— Begin —
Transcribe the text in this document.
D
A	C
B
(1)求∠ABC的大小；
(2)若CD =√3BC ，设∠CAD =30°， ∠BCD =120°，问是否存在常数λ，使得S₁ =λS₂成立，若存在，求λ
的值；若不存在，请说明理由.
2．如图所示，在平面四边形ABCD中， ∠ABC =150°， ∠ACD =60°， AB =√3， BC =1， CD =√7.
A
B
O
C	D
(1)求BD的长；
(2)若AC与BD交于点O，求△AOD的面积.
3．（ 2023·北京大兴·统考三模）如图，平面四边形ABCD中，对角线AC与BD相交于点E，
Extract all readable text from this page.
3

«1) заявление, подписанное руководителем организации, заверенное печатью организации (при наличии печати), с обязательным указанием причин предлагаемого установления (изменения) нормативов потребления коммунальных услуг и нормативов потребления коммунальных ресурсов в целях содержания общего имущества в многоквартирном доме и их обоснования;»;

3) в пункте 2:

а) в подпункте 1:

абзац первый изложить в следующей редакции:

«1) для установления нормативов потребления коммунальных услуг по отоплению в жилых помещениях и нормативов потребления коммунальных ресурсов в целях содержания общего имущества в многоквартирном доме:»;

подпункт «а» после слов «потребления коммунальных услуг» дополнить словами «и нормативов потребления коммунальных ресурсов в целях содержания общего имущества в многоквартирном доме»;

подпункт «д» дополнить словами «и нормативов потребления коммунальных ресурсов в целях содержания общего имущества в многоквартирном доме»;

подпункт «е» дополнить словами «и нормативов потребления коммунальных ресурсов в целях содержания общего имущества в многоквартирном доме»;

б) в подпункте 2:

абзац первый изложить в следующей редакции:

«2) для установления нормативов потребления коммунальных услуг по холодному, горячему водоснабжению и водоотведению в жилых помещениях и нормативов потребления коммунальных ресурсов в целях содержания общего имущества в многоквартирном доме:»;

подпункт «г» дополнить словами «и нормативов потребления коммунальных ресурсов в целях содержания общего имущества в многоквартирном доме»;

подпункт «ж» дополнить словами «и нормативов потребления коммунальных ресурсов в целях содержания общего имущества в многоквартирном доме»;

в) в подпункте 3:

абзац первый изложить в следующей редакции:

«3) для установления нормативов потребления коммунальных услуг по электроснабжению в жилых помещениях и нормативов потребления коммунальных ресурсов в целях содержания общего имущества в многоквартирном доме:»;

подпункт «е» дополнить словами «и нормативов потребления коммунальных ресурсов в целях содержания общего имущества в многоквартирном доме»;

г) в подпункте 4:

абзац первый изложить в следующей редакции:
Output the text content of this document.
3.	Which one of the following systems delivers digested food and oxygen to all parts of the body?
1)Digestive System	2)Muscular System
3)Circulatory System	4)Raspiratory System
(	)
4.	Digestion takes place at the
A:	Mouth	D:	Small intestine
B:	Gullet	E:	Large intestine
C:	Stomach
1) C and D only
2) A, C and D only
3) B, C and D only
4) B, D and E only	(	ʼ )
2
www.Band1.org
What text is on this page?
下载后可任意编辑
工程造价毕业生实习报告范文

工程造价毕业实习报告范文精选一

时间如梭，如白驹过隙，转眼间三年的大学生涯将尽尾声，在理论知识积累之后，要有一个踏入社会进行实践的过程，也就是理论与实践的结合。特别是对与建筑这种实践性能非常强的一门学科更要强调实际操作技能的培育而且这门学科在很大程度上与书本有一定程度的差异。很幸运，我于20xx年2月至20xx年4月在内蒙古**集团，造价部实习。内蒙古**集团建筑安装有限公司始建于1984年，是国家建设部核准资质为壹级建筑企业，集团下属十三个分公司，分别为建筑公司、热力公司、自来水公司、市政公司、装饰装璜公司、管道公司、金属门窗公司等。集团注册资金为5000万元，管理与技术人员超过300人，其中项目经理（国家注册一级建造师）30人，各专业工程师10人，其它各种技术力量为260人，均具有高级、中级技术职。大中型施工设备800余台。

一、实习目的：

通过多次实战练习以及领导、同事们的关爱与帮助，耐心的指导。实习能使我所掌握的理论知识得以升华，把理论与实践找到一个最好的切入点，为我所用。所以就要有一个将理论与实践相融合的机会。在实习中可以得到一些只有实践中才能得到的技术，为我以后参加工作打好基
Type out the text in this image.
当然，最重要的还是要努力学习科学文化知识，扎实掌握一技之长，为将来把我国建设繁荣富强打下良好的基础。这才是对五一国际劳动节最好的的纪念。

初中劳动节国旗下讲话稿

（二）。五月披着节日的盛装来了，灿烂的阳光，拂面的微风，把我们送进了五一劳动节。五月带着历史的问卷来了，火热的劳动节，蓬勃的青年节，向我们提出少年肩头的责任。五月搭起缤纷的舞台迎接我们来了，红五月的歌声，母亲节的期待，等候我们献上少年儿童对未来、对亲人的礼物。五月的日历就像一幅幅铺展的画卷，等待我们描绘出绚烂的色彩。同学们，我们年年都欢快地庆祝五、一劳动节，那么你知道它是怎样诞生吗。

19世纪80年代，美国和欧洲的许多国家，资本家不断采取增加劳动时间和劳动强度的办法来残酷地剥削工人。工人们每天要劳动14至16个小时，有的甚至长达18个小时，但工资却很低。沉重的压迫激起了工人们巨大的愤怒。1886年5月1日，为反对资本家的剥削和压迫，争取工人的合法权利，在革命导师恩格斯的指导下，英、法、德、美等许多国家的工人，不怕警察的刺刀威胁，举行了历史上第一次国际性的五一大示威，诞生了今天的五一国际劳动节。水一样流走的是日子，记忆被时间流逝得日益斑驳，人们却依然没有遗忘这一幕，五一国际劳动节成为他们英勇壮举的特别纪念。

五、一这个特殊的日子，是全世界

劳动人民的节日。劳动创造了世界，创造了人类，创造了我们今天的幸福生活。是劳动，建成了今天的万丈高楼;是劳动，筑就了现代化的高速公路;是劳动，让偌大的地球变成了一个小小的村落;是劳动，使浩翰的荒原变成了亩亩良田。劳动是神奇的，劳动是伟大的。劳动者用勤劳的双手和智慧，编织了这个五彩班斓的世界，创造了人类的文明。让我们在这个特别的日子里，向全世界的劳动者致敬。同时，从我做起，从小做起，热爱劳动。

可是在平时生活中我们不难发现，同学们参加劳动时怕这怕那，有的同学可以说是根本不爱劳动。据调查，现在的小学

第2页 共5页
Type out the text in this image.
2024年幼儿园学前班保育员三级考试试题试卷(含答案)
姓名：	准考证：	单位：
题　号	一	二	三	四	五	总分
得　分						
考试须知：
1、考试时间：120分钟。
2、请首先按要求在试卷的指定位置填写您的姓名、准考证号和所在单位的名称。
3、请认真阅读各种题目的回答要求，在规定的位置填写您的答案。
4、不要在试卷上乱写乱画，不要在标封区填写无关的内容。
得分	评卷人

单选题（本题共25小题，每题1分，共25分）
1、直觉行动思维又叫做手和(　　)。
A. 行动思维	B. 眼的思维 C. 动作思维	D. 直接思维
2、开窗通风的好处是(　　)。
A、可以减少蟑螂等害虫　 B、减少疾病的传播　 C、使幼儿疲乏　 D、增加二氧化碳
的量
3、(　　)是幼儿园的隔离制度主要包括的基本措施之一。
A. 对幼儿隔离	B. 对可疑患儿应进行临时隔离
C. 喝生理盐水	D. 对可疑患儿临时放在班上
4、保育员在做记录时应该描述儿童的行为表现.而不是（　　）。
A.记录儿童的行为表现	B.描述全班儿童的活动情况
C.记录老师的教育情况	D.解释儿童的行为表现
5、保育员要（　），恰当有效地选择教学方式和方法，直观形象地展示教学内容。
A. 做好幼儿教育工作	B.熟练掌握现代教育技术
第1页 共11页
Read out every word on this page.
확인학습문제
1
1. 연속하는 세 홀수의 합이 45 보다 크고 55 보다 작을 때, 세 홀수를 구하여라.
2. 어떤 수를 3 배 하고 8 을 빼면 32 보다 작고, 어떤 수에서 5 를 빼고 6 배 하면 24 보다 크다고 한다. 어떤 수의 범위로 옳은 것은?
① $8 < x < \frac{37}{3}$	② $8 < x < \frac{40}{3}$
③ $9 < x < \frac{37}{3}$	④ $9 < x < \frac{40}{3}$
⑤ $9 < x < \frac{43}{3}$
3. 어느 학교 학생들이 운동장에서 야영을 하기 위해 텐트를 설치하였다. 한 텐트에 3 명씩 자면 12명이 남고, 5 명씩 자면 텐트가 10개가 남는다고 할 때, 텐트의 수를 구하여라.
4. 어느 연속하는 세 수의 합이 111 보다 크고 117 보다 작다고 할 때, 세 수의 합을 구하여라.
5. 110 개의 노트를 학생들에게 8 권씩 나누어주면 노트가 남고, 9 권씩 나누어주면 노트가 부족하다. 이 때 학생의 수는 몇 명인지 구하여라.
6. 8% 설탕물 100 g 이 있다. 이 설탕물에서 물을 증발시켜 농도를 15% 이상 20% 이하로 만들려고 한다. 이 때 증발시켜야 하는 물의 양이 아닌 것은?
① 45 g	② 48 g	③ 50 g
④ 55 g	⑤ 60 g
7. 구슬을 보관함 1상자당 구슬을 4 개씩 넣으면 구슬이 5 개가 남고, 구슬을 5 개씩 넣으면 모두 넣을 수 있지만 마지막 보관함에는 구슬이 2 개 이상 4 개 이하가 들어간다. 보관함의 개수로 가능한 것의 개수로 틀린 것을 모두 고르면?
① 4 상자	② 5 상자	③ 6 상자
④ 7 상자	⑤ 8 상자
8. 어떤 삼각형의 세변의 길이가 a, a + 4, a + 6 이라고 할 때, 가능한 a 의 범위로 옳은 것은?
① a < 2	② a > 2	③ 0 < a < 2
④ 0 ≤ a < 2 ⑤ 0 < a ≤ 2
— End —
YOUR TASK
In the records above, find each line holding "구하여라" and copy it.

FULL SOLUTION
1. 연속하는 세 홀수의 합이 45 보다 크고 55 보다 작을 때, 세 홀수를 구하여라.
3. 어느 학교 학생들이 운동장에서 야영을 하기 위해 텐트를 설치하였다. 한 텐트에 3 명씩 자면 12명이 남고, 5 명씩 자면 텐트가 10개가 남는다고 할 때, 텐트의 수를 구하여라.
4. 어느 연속하는 세 수의 합이 111 보다 크고 117 보다 작다고 할 때, 세 수의 합을 구하여라.
5. 110 개의 노트를 학생들에게 8 권씩 나누어주면 노트가 남고, 9 권씩 나누어주면 노트가 부족하다. 이 때 학생의 수는 몇 명인지 구하여라.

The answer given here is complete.